• **What the exercise asks**
Reproduce the records below in their entirety, character for character.

• **Given records**
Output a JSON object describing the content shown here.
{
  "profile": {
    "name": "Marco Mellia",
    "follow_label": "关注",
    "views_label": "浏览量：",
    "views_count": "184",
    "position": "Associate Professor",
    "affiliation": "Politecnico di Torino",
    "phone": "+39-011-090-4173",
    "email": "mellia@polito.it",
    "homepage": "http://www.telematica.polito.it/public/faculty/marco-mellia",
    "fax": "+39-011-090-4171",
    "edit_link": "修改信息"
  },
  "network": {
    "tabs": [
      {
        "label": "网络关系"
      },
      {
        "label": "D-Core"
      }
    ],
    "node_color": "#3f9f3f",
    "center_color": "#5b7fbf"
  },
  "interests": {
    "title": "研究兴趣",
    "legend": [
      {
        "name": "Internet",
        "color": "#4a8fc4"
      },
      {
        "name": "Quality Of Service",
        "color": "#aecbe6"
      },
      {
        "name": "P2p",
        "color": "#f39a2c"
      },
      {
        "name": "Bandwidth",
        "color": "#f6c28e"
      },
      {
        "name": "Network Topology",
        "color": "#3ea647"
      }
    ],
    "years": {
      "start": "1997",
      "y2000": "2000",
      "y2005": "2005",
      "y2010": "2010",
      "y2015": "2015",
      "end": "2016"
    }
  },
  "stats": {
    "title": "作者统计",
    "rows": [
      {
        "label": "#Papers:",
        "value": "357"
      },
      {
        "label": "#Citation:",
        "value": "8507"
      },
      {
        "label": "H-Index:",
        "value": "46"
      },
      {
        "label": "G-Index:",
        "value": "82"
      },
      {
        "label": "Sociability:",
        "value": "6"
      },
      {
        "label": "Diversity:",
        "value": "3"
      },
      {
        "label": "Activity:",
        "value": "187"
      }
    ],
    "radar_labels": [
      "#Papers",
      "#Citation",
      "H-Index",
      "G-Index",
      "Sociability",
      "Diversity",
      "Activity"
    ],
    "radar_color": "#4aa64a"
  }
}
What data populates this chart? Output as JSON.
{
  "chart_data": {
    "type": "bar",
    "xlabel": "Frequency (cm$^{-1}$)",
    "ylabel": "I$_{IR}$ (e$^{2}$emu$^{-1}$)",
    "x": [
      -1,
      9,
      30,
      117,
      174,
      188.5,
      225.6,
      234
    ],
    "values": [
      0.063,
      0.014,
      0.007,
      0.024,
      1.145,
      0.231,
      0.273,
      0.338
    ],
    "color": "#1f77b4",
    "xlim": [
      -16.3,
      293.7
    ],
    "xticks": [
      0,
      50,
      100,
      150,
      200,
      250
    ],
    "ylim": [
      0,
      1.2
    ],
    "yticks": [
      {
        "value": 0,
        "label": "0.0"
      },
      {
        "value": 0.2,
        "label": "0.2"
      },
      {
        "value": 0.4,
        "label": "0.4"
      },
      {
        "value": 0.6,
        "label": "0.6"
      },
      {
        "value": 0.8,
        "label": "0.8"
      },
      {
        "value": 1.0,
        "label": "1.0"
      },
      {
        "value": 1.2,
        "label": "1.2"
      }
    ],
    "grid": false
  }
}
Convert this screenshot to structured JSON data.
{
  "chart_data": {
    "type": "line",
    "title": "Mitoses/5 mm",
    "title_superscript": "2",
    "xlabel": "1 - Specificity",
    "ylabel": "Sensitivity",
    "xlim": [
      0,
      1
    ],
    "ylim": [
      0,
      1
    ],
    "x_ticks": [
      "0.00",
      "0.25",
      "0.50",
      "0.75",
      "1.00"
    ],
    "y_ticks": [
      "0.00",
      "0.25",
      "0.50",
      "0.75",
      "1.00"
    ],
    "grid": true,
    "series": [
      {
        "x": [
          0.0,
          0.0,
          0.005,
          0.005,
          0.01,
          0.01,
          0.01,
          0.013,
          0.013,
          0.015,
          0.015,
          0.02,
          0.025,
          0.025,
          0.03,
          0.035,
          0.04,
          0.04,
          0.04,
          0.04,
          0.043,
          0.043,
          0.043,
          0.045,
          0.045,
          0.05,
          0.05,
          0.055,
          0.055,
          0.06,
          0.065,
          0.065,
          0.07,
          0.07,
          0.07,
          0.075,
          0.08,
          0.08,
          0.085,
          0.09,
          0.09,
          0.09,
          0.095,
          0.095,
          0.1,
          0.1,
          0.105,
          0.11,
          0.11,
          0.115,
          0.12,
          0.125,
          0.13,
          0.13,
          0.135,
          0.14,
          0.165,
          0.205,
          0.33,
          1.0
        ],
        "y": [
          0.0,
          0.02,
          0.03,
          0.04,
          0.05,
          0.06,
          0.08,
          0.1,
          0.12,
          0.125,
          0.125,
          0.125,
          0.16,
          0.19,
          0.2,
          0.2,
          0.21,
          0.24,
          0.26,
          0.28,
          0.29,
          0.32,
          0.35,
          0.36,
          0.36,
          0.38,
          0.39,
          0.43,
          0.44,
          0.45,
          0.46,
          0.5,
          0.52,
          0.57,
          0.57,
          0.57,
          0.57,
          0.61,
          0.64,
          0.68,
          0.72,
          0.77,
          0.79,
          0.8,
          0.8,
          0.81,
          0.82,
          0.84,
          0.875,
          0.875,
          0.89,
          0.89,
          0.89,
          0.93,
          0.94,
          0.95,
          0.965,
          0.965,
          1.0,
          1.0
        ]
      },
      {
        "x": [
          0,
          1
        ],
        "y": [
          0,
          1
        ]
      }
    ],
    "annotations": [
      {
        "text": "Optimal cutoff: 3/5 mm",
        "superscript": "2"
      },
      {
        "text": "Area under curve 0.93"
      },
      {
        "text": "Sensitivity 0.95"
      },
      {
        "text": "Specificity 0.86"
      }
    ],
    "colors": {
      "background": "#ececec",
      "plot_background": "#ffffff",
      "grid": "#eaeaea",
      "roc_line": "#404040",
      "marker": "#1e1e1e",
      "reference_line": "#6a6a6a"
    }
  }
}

• **Response for this exercise**
Output a JSON object describing the content shown here.
{
  "profile": {
    "name": "Marco Mellia",
    "follow_label": "关注",
    "views_label": "浏览量：",
    "views_count": "184",
    "position": "Associate Professor",
    "affiliation": "Politecnico di Torino",
    "phone": "+39-011-090-4173",
    "email": "mellia@polito.it",
    "homepage": "http://www.telematica.polito.it/public/faculty/marco-mellia",
    "fax": "+39-011-090-4171",
    "edit_link": "修改信息"
  },
  "network": {
    "tabs": [
      {
        "label": "网络关系"
      },
      {
        "label": "D-Core"
      }
    ],
    "node_color": "#3f9f3f",
    "center_color": "#5b7fbf"
  },
  "interests": {
    "title": "研究兴趣",
    "legend": [
      {
        "name": "Internet",
        "color": "#4a8fc4"
      },
      {
        "name": "Quality Of Service",
        "color": "#aecbe6"
      },
      {
        "name": "P2p",
        "color": "#f39a2c"
      },
      {
        "name": "Bandwidth",
        "color": "#f6c28e"
      },
      {
        "name": "Network Topology",
        "color": "#3ea647"
      }
    ],
    "years": {
      "start": "1997",
      "y2000": "2000",
      "y2005": "2005",
      "y2010": "2010",
      "y2015": "2015",
      "end": "2016"
    }
  },
  "stats": {
    "title": "作者统计",
    "rows": [
      {
        "label": "#Papers:",
        "value": "357"
      },
      {
        "label": "#Citation:",
        "value": "8507"
      },
      {
        "label": "H-Index:",
        "value": "46"
      },
      {
        "label": "G-Index:",
        "value": "82"
      },
      {
        "label": "Sociability:",
        "value": "6"
      },
      {
        "label": "Diversity:",
        "value": "3"
      },
      {
        "label": "Activity:",
        "value": "187"
      }
    ],
    "radar_labels": [
      "#Papers",
      "#Citation",
      "H-Index",
      "G-Index",
      "Sociability",
      "Diversity",
      "Activity"
    ],
    "radar_color": "#4aa64a"
  }
}
What data populates this chart? Output as JSON.
{
  "chart_data": {
    "type": "bar",
    "xlabel": "Frequency (cm$^{-1}$)",
    "ylabel": "I$_{IR}$ (e$^{2}$emu$^{-1}$)",
    "x": [
      -1,
      9,
      30,
      117,
      174,
      188.5,
      225.6,
      234
    ],
    "values": [
      0.063,
      0.014,
      0.007,
      0.024,
      1.145,
      0.231,
      0.273,
      0.338
    ],
    "color": "#1f77b4",
    "xlim": [
      -16.3,
      293.7
    ],
    "xticks": [
      0,
      50,
      100,
      150,
      200,
      250
    ],
    "ylim": [
      0,
      1.2
    ],
    "yticks": [
      {
        "value": 0,
        "label": "0.0"
      },
      {
        "value": 0.2,
        "label": "0.2"
      },
      {
        "value": 0.4,
        "label": "0.4"
      },
      {
        "value": 0.6,
        "label": "0.6"
      },
      {
        "value": 0.8,
        "label": "0.8"
      },
      {
        "value": 1.0,
        "label": "1.0"
      },
      {
        "value": 1.2,
        "label": "1.2"
      }
    ],
    "grid": false
  }
}
Convert this screenshot to structured JSON data.
{
  "chart_data": {
    "type": "line",
    "title": "Mitoses/5 mm",
    "title_superscript": "2",
    "xlabel": "1 - Specificity",
    "ylabel": "Sensitivity",
    "xlim": [
      0,
      1
    ],
    "ylim": [
      0,
      1
    ],
    "x_ticks": [
      "0.00",
      "0.25",
      "0.50",
      "0.75",
      "1.00"
    ],
    "y_ticks": [
      "0.00",
      "0.25",
      "0.50",
      "0.75",
      "1.00"
    ],
    "grid": true,
    "series": [
      {
        "x": [
          0.0,
          0.0,
          0.005,
          0.005,
          0.01,
          0.01,
          0.01,
          0.013,
          0.013,
          0.015,
          0.015,
          0.02,
          0.025,
          0.025,
          0.03,
          0.035,
          0.04,
          0.04,
          0.04,
          0.04,
          0.043,
          0.043,
          0.043,
          0.045,
          0.045,
          0.05,
          0.05,
          0.055,
          0.055,
          0.06,
          0.065,
          0.065,
          0.07,
          0.07,
          0.07,
          0.075,
          0.08,
          0.08,
          0.085,
          0.09,
          0.09,
          0.09,
          0.095,
          0.095,
          0.1,
          0.1,
          0.105,
          0.11,
          0.11,
          0.115,
          0.12,
          0.125,
          0.13,
          0.13,
          0.135,
          0.14,
          0.165,
          0.205,
          0.33,
          1.0
        ],
        "y": [
          0.0,
          0.02,
          0.03,
          0.04,
          0.05,
          0.06,
          0.08,
          0.1,
          0.12,
          0.125,
          0.125,
          0.125,
          0.16,
          0.19,
          0.2,
          0.2,
          0.21,
          0.24,
          0.26,
          0.28,
          0.29,
          0.32,
          0.35,
          0.36,
          0.36,
          0.38,
          0.39,
          0.43,
          0.44,
          0.45,
          0.46,
          0.5,
          0.52,
          0.57,
          0.57,
          0.57,
          0.57,
          0.61,
          0.64,
          0.68,
          0.72,
          0.77,
          0.79,
          0.8,
          0.8,
          0.81,
          0.82,
          0.84,
          0.875,
          0.875,
          0.89,
          0.89,
          0.89,
          0.93,
          0.94,
          0.95,
          0.965,
          0.965,
          1.0,
          1.0
        ]
      },
      {
        "x": [
          0,
          1
        ],
        "y": [
          0,
          1
        ]
      }
    ],
    "annotations": [
      {
        "text": "Optimal cutoff: 3/5 mm",
        "superscript": "2"
      },
      {
        "text": "Area under curve 0.93"
      },
      {
        "text": "Sensitivity 0.95"
      },
      {
        "text": "Specificity 0.86"
      }
    ],
    "colors": {
      "background": "#ececec",
      "plot_background": "#ffffff",
      "grid": "#eaeaea",
      "roc_line": "#404040",
      "marker": "#1e1e1e",
      "reference_line": "#6a6a6a"
    }
  }
}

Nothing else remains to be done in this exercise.